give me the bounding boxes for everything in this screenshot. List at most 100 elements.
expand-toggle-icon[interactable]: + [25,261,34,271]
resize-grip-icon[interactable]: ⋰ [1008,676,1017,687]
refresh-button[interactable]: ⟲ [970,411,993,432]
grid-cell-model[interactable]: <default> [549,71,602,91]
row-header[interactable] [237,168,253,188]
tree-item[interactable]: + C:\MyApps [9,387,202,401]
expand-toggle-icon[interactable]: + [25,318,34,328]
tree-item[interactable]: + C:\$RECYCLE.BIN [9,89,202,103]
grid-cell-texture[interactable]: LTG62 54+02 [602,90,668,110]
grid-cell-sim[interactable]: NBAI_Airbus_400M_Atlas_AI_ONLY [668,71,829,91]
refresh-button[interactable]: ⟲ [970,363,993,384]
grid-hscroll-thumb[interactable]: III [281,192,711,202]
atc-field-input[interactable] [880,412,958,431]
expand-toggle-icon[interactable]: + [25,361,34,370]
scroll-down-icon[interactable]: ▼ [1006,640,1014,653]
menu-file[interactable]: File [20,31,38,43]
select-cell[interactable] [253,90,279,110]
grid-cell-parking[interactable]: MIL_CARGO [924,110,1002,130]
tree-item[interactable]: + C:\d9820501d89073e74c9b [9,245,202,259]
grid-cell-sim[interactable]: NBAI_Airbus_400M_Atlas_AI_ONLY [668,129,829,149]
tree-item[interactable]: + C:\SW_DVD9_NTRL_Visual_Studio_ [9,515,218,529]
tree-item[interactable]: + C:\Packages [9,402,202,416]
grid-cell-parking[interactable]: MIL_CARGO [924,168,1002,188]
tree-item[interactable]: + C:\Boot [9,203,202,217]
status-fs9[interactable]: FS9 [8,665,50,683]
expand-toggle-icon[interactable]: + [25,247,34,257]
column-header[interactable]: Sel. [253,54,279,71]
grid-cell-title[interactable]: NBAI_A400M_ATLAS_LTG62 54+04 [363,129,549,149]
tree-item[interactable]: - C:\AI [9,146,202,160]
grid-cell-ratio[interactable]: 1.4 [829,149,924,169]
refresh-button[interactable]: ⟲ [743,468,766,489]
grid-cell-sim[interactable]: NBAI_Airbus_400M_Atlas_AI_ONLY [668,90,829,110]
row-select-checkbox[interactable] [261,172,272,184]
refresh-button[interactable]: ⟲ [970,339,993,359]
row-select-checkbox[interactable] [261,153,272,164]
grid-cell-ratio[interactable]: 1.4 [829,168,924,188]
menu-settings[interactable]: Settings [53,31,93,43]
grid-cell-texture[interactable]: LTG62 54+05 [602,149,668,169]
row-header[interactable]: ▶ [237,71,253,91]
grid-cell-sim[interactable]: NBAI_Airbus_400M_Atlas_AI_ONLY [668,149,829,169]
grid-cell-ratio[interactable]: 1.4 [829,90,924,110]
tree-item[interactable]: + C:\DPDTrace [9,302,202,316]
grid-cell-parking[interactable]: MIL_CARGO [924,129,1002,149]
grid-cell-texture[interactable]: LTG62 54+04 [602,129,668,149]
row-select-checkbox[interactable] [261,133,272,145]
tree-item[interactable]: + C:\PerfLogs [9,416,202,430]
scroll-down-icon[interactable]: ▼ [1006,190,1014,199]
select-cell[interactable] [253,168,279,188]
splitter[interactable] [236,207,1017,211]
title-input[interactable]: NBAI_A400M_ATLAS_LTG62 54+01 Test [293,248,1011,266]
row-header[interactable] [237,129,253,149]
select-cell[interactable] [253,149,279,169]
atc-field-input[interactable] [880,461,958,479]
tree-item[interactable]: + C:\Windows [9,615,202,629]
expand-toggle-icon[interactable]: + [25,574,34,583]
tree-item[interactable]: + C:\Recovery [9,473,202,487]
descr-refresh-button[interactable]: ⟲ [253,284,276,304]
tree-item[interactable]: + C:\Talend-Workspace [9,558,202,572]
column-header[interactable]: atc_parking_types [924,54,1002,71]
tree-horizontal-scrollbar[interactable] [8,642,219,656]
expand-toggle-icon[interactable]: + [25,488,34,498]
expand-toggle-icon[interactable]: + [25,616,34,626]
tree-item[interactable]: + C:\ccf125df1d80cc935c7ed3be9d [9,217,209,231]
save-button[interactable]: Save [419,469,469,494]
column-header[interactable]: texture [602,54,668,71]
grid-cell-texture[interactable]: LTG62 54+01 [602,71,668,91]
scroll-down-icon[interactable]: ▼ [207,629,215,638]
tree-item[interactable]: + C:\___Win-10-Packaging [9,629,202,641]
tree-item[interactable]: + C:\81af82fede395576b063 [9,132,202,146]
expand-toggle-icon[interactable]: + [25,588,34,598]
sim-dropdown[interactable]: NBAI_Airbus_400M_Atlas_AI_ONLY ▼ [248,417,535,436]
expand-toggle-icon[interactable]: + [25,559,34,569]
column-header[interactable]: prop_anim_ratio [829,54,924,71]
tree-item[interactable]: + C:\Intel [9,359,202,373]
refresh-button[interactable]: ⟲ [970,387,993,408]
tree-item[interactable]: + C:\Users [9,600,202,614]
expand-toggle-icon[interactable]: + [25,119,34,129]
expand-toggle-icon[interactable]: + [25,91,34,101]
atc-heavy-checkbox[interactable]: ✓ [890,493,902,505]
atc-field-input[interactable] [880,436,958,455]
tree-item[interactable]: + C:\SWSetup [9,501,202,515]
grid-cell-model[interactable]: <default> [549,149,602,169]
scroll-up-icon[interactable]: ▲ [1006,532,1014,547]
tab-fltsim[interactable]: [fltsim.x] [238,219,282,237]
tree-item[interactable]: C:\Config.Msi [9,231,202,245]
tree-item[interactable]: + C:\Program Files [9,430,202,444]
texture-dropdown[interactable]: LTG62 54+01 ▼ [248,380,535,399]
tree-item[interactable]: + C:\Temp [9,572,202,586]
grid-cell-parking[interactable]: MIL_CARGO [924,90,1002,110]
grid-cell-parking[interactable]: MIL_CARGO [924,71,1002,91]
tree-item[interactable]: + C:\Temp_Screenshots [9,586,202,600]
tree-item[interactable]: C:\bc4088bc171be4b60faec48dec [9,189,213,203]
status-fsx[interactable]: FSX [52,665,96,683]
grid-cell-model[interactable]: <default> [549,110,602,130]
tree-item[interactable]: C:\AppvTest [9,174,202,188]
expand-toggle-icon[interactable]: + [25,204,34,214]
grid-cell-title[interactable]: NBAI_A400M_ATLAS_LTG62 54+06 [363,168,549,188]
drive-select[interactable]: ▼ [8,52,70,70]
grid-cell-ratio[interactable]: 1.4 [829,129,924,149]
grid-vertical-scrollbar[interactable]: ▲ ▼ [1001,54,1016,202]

....................

Exercise = Rewrite the data above, replacing every occurrence of "MIL_CARGO" with "MIL_TRANSPORT" and leaving everything else unchanged.

Solution to the exercise =
give me the bounding boxes for everything in this screenshot. List at most 100 elements.
expand-toggle-icon[interactable]: + [25,261,34,271]
resize-grip-icon[interactable]: ⋰ [1008,676,1017,687]
refresh-button[interactable]: ⟲ [970,411,993,432]
grid-cell-model[interactable]: <default> [549,71,602,91]
row-header[interactable] [237,168,253,188]
tree-item[interactable]: + C:\MyApps [9,387,202,401]
expand-toggle-icon[interactable]: + [25,318,34,328]
tree-item[interactable]: + C:\$RECYCLE.BIN [9,89,202,103]
grid-cell-texture[interactable]: LTG62 54+02 [602,90,668,110]
grid-cell-sim[interactable]: NBAI_Airbus_400M_Atlas_AI_ONLY [668,71,829,91]
refresh-button[interactable]: ⟲ [970,363,993,384]
grid-hscroll-thumb[interactable]: III [281,192,711,202]
atc-field-input[interactable] [880,412,958,431]
expand-toggle-icon[interactable]: + [25,361,34,370]
scroll-down-icon[interactable]: ▼ [1006,640,1014,653]
menu-file[interactable]: File [20,31,38,43]
select-cell[interactable] [253,90,279,110]
grid-cell-parking[interactable]: MIL_TRANSPORT [924,110,1002,130]
tree-item[interactable]: + C:\d9820501d89073e74c9b [9,245,202,259]
grid-cell-sim[interactable]: NBAI_Airbus_400M_Atlas_AI_ONLY [668,129,829,149]
tree-item[interactable]: + C:\SW_DVD9_NTRL_Visual_Studio_ [9,515,218,529]
tree-item[interactable]: + C:\Packages [9,402,202,416]
grid-cell-parking[interactable]: MIL_TRANSPORT [924,168,1002,188]
tree-item[interactable]: + C:\Boot [9,203,202,217]
status-fs9[interactable]: FS9 [8,665,50,683]
expand-toggle-icon[interactable]: + [25,247,34,257]
column-header[interactable]: Sel. [253,54,279,71]
grid-cell-title[interactable]: NBAI_A400M_ATLAS_LTG62 54+04 [363,129,549,149]
tree-item[interactable]: - C:\AI [9,146,202,160]
grid-cell-ratio[interactable]: 1.4 [829,149,924,169]
refresh-button[interactable]: ⟲ [743,468,766,489]
grid-cell-sim[interactable]: NBAI_Airbus_400M_Atlas_AI_ONLY [668,90,829,110]
row-select-checkbox[interactable] [261,172,272,184]
refresh-button[interactable]: ⟲ [970,339,993,359]
row-select-checkbox[interactable] [261,153,272,164]
grid-cell-ratio[interactable]: 1.4 [829,168,924,188]
menu-settings[interactable]: Settings [53,31,93,43]
grid-cell-texture[interactable]: LTG62 54+05 [602,149,668,169]
row-header[interactable]: ▶ [237,71,253,91]
grid-cell-sim[interactable]: NBAI_Airbus_400M_Atlas_AI_ONLY [668,149,829,169]
grid-cell-ratio[interactable]: 1.4 [829,90,924,110]
tree-item[interactable]: + C:\DPDTrace [9,302,202,316]
grid-cell-parking[interactable]: MIL_TRANSPORT [924,129,1002,149]
grid-cell-texture[interactable]: LTG62 54+04 [602,129,668,149]
row-select-checkbox[interactable] [261,133,272,145]
tree-item[interactable]: + C:\PerfLogs [9,416,202,430]
scroll-down-icon[interactable]: ▼ [1006,190,1014,199]
select-cell[interactable] [253,168,279,188]
splitter[interactable] [236,207,1017,211]
title-input[interactable]: NBAI_A400M_ATLAS_LTG62 54+01 Test [293,248,1011,266]
row-header[interactable] [237,129,253,149]
select-cell[interactable] [253,149,279,169]
atc-field-input[interactable] [880,461,958,479]
tree-item[interactable]: + C:\Windows [9,615,202,629]
expand-toggle-icon[interactable]: + [25,574,34,583]
tree-item[interactable]: + C:\Recovery [9,473,202,487]
descr-refresh-button[interactable]: ⟲ [253,284,276,304]
tree-item[interactable]: + C:\Talend-Workspace [9,558,202,572]
column-header[interactable]: atc_parking_types [924,54,1002,71]
tree-horizontal-scrollbar[interactable] [8,642,219,656]
expand-toggle-icon[interactable]: + [25,488,34,498]
expand-toggle-icon[interactable]: + [25,616,34,626]
tree-item[interactable]: + C:\ccf125df1d80cc935c7ed3be9d [9,217,209,231]
save-button[interactable]: Save [419,469,469,494]
column-header[interactable]: texture [602,54,668,71]
grid-cell-texture[interactable]: LTG62 54+01 [602,71,668,91]
scroll-down-icon[interactable]: ▼ [207,629,215,638]
tree-item[interactable]: + C:\___Win-10-Packaging [9,629,202,641]
tree-item[interactable]: + C:\81af82fede395576b063 [9,132,202,146]
expand-toggle-icon[interactable]: + [25,588,34,598]
sim-dropdown[interactable]: NBAI_Airbus_400M_Atlas_AI_ONLY ▼ [248,417,535,436]
expand-toggle-icon[interactable]: + [25,559,34,569]
column-header[interactable]: prop_anim_ratio [829,54,924,71]
tree-item[interactable]: + C:\Intel [9,359,202,373]
refresh-button[interactable]: ⟲ [970,387,993,408]
tree-item[interactable]: + C:\Users [9,600,202,614]
expand-toggle-icon[interactable]: + [25,119,34,129]
expand-toggle-icon[interactable]: + [25,91,34,101]
atc-heavy-checkbox[interactable]: ✓ [890,493,902,505]
atc-field-input[interactable] [880,436,958,455]
tree-item[interactable]: + C:\SWSetup [9,501,202,515]
grid-cell-model[interactable]: <default> [549,149,602,169]
scroll-up-icon[interactable]: ▲ [1006,532,1014,547]
tab-fltsim[interactable]: [fltsim.x] [238,219,282,237]
tree-item[interactable]: C:\Config.Msi [9,231,202,245]
tree-item[interactable]: + C:\Program Files [9,430,202,444]
texture-dropdown[interactable]: LTG62 54+01 ▼ [248,380,535,399]
tree-item[interactable]: + C:\Temp [9,572,202,586]
grid-cell-parking[interactable]: MIL_TRANSPORT [924,90,1002,110]
grid-cell-parking[interactable]: MIL_TRANSPORT [924,71,1002,91]
tree-item[interactable]: + C:\Temp_Screenshots [9,586,202,600]
tree-item[interactable]: C:\bc4088bc171be4b60faec48dec [9,189,213,203]
status-fsx[interactable]: FSX [52,665,96,683]
grid-cell-model[interactable]: <default> [549,110,602,130]
tree-item[interactable]: C:\AppvTest [9,174,202,188]
expand-toggle-icon[interactable]: + [25,204,34,214]
grid-cell-title[interactable]: NBAI_A400M_ATLAS_LTG62 54+06 [363,168,549,188]
drive-select[interactable]: ▼ [8,52,70,70]
grid-cell-ratio[interactable]: 1.4 [829,129,924,149]
grid-vertical-scrollbar[interactable]: ▲ ▼ [1001,54,1016,202]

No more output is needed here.